### DATASET CONTENT ###
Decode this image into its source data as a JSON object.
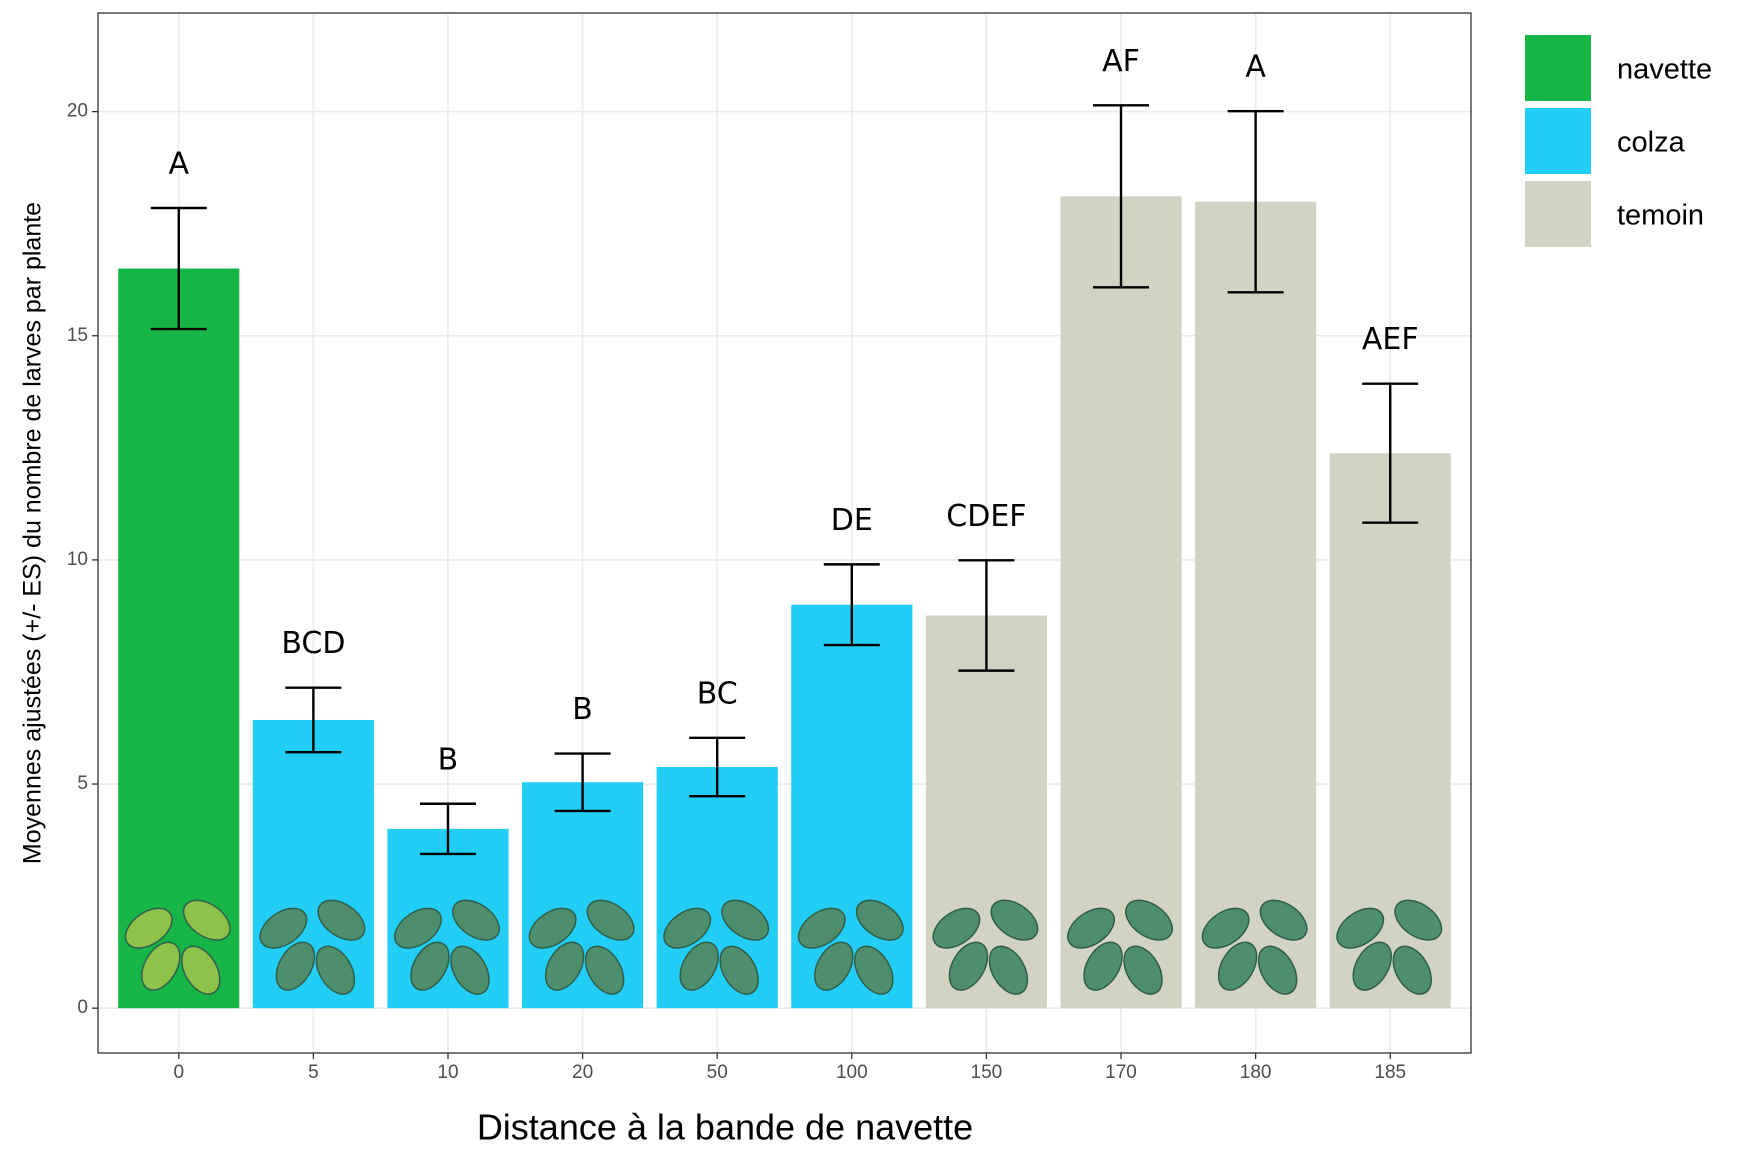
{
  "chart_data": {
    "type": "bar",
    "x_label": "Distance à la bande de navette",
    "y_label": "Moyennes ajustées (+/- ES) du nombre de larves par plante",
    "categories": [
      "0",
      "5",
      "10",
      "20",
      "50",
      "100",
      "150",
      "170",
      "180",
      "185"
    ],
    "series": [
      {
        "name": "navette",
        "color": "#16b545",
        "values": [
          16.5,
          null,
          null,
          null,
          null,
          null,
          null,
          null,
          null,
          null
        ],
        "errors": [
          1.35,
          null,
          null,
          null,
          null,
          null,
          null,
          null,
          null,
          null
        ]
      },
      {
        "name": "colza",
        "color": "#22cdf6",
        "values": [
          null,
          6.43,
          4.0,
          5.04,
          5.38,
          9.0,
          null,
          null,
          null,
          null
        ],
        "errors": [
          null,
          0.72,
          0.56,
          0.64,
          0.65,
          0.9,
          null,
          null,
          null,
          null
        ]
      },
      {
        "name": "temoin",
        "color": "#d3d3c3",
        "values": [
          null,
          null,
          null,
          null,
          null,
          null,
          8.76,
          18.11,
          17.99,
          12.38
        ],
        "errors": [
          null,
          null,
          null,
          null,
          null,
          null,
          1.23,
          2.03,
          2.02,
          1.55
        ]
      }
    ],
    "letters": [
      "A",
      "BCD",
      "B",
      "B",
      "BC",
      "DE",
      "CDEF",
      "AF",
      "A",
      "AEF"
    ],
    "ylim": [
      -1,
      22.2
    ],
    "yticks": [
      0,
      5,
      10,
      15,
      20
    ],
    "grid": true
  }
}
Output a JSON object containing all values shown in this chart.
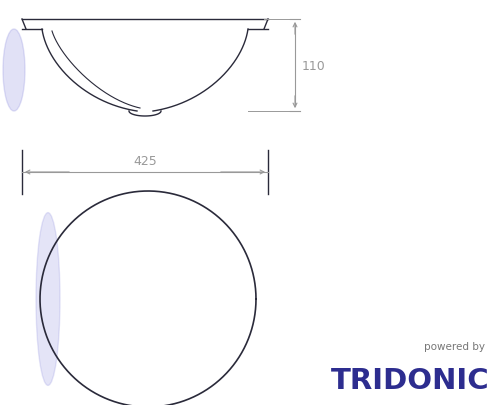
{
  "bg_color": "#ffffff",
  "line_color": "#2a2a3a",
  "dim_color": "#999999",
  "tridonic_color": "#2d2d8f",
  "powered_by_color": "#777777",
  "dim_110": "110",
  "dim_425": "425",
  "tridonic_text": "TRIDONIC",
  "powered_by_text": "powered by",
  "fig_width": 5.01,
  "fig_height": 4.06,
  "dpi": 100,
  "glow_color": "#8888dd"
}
###
> [EXERCISE TASK]: Write out each entry exactly as given, omitting any picture.

> [SOLVED PROBLEM]:
Decode this image into its source data as a JSON object.
{
  "chart_data": {
    "type": "bar",
    "x_label": "Distance à la bande de navette",
    "y_label": "Moyennes ajustées (+/- ES) du nombre de larves par plante",
    "categories": [
      "0",
      "5",
      "10",
      "20",
      "50",
      "100",
      "150",
      "170",
      "180",
      "185"
    ],
    "series": [
      {
        "name": "navette",
        "color": "#16b545",
        "values": [
          16.5,
          null,
          null,
          null,
          null,
          null,
          null,
          null,
          null,
          null
        ],
        "errors": [
          1.35,
          null,
          null,
          null,
          null,
          null,
          null,
          null,
          null,
          null
        ]
      },
      {
        "name": "colza",
        "color": "#22cdf6",
        "values": [
          null,
          6.43,
          4.0,
          5.04,
          5.38,
          9.0,
          null,
          null,
          null,
          null
        ],
        "errors": [
          null,
          0.72,
          0.56,
          0.64,
          0.65,
          0.9,
          null,
          null,
          null,
          null
        ]
      },
      {
        "name": "temoin",
        "color": "#d3d3c3",
        "values": [
          null,
          null,
          null,
          null,
          null,
          null,
          8.76,
          18.11,
          17.99,
          12.38
        ],
        "errors": [
          null,
          null,
          null,
          null,
          null,
          null,
          1.23,
          2.03,
          2.02,
          1.55
        ]
      }
    ],
    "letters": [
      "A",
      "BCD",
      "B",
      "B",
      "BC",
      "DE",
      "CDEF",
      "AF",
      "A",
      "AEF"
    ],
    "ylim": [
      -1,
      22.2
    ],
    "yticks": [
      0,
      5,
      10,
      15,
      20
    ],
    "grid": true
  }
}
Output a JSON object containing all values shown in this chart.
{
  "bg_color": "#ffffff",
  "line_color": "#2a2a3a",
  "dim_color": "#999999",
  "tridonic_color": "#2d2d8f",
  "powered_by_color": "#777777",
  "dim_110": "110",
  "dim_425": "425",
  "tridonic_text": "TRIDONIC",
  "powered_by_text": "powered by",
  "fig_width": 5.01,
  "fig_height": 4.06,
  "dpi": 100,
  "glow_color": "#8888dd"
}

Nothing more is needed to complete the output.